EXERCISE AIM: Only the number is wanted: count the lines that include the word "this".
***** PROVIDED MATERIAL *****
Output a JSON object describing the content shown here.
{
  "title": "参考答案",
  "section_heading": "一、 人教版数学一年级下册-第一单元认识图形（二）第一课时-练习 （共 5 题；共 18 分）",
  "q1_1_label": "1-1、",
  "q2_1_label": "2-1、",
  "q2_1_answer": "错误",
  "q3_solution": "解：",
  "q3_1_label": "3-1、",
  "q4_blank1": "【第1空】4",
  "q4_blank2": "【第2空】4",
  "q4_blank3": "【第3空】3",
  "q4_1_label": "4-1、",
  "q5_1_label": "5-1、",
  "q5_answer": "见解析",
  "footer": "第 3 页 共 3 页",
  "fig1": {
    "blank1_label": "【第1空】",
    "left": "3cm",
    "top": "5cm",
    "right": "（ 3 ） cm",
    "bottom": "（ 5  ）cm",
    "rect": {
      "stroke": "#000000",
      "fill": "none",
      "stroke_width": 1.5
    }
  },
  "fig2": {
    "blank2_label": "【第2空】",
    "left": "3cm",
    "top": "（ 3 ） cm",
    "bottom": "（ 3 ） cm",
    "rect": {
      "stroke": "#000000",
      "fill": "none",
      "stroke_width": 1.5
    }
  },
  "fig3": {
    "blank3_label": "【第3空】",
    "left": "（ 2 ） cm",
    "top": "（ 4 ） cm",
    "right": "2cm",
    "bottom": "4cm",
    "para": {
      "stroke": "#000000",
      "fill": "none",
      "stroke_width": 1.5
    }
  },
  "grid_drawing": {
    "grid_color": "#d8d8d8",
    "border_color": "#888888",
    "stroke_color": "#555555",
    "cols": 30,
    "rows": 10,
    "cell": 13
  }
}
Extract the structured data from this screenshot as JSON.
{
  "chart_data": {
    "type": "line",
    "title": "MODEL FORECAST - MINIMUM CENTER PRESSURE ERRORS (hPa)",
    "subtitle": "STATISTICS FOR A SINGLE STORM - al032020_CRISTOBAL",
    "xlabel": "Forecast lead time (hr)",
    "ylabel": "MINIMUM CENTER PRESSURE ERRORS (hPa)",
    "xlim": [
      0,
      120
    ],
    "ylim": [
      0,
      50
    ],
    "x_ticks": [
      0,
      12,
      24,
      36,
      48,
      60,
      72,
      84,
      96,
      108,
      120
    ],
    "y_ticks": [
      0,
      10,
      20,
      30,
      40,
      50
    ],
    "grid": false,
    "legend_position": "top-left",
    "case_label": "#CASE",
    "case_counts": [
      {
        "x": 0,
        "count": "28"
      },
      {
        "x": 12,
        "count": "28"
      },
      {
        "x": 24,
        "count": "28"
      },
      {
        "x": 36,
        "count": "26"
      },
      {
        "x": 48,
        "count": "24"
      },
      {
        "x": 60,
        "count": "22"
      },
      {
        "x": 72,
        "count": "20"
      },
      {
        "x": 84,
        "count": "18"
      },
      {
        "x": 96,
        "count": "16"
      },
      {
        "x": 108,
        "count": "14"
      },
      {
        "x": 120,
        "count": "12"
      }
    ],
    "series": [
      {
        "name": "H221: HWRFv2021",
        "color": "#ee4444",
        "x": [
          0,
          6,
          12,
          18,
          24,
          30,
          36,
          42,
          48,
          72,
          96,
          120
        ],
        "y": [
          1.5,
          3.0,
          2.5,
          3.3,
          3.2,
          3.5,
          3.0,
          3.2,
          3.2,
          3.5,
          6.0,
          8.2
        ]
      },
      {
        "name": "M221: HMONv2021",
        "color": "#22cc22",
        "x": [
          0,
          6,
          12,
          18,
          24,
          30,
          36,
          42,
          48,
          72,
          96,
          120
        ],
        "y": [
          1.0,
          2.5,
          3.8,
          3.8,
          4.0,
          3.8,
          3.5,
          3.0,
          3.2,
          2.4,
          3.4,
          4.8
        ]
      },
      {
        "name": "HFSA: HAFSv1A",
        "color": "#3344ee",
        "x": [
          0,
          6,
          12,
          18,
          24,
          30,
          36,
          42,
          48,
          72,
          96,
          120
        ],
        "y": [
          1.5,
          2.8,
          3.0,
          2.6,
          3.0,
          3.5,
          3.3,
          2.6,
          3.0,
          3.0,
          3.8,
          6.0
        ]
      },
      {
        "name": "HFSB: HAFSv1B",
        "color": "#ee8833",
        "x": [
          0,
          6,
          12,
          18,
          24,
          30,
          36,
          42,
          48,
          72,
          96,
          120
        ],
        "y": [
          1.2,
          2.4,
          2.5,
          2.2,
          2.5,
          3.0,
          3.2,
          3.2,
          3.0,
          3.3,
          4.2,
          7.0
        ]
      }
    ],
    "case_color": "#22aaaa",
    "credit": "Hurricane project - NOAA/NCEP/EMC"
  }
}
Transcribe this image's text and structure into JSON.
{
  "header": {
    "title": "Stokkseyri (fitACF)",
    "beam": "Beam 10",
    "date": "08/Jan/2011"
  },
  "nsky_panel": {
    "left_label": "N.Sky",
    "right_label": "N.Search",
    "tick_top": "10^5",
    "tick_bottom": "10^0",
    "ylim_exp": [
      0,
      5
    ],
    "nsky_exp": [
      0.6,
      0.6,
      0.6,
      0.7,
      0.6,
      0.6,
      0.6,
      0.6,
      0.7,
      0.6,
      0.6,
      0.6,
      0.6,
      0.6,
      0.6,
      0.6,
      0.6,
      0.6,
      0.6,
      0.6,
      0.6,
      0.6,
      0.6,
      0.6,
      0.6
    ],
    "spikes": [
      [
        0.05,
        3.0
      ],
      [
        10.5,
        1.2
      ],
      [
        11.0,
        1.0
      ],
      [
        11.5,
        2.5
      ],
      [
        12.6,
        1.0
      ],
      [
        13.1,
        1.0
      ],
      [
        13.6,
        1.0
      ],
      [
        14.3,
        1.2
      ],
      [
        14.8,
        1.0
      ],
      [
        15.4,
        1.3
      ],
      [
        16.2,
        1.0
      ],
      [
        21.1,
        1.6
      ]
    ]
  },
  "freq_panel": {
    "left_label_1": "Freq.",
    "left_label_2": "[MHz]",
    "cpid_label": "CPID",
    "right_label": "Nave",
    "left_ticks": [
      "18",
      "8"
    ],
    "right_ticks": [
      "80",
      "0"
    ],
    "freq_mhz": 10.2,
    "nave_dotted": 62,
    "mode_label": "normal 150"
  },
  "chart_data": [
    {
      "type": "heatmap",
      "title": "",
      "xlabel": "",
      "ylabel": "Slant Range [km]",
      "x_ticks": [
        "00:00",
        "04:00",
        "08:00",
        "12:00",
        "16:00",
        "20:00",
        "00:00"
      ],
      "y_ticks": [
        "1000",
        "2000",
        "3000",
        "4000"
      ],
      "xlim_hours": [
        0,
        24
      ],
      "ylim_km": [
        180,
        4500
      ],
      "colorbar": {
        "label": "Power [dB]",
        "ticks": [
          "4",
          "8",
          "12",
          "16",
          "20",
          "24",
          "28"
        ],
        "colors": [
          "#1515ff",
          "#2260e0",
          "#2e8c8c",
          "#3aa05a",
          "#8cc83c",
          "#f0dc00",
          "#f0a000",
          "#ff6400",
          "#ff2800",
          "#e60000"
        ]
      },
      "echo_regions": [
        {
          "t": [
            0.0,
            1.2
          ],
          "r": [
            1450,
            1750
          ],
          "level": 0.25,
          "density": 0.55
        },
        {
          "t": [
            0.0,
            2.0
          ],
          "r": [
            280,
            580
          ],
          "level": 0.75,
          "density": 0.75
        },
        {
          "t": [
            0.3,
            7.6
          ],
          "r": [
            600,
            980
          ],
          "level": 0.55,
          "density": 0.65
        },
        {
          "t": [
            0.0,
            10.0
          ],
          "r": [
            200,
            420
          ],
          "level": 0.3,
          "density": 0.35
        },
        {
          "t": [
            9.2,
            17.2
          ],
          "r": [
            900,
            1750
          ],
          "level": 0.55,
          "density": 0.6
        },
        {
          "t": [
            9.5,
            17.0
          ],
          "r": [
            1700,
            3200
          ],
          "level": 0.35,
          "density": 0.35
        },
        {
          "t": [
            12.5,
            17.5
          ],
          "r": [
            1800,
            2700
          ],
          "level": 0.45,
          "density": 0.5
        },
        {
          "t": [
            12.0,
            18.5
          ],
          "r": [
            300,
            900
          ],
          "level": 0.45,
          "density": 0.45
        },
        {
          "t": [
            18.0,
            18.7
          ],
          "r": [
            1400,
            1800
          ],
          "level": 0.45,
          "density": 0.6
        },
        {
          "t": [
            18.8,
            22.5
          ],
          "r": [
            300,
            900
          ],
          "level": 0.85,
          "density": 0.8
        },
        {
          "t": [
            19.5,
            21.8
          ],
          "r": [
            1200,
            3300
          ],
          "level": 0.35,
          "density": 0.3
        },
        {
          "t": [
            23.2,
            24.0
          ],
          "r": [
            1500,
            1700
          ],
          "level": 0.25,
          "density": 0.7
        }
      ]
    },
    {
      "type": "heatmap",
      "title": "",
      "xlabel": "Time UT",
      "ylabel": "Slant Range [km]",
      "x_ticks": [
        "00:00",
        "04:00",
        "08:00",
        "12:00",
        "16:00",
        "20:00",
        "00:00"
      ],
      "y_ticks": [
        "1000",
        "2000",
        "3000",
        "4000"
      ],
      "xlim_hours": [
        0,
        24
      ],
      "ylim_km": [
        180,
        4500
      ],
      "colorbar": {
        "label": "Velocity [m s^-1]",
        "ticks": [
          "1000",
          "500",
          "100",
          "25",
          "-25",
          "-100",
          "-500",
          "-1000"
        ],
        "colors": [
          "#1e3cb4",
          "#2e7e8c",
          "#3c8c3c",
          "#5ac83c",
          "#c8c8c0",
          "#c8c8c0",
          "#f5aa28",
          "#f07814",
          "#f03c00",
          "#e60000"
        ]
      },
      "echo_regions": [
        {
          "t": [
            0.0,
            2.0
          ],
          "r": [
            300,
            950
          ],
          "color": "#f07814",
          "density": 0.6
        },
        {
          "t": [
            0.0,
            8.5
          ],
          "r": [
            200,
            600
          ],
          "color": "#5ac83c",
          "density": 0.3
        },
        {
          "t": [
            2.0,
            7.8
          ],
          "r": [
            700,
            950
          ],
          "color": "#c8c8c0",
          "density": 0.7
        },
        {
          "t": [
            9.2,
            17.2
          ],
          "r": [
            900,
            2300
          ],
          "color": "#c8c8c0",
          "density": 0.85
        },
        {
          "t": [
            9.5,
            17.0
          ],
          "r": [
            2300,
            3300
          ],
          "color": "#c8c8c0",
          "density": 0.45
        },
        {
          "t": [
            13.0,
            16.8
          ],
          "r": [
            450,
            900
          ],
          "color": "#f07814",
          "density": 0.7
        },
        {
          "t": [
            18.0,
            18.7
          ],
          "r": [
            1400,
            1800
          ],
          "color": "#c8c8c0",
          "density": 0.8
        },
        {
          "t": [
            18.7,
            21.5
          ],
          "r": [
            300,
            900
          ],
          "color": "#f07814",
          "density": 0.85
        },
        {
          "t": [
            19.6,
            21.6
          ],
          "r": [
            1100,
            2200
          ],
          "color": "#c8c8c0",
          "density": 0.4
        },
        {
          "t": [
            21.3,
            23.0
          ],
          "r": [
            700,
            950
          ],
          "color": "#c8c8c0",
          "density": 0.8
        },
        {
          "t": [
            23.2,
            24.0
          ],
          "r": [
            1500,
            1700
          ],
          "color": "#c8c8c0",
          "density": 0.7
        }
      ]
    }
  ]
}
*****
SOLUTION TO THE PROBLEM: 2